• _INSTRUCTIONS TO FOLLOW_: Would you repeat all the lines below, exactly as they stand?

☆ ☆ ☆ ☆ ☆

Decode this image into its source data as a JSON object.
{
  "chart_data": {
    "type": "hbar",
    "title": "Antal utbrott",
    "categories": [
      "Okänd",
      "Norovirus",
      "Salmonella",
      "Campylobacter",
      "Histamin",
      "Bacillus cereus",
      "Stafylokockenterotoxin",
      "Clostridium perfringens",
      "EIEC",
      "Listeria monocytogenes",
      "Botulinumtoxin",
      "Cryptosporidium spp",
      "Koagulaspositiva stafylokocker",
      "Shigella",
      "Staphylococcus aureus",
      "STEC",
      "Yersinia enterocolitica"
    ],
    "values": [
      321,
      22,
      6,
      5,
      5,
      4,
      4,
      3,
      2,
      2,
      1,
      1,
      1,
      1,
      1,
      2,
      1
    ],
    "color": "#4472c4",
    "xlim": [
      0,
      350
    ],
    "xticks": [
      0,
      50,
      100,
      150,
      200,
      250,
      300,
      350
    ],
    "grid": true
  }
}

☆ ☆ ☆ ☆ ☆

• _RESPONSE TO THE TASK_:
Decode this image into its source data as a JSON object.
{
  "chart_data": {
    "type": "hbar",
    "title": "Antal utbrott",
    "categories": [
      "Okänd",
      "Norovirus",
      "Salmonella",
      "Campylobacter",
      "Histamin",
      "Bacillus cereus",
      "Stafylokockenterotoxin",
      "Clostridium perfringens",
      "EIEC",
      "Listeria monocytogenes",
      "Botulinumtoxin",
      "Cryptosporidium spp",
      "Koagulaspositiva stafylokocker",
      "Shigella",
      "Staphylococcus aureus",
      "STEC",
      "Yersinia enterocolitica"
    ],
    "values": [
      321,
      22,
      6,
      5,
      5,
      4,
      4,
      3,
      2,
      2,
      1,
      1,
      1,
      1,
      1,
      2,
      1
    ],
    "color": "#4472c4",
    "xlim": [
      0,
      350
    ],
    "xticks": [
      0,
      50,
      100,
      150,
      200,
      250,
      300,
      350
    ],
    "grid": true
  }
}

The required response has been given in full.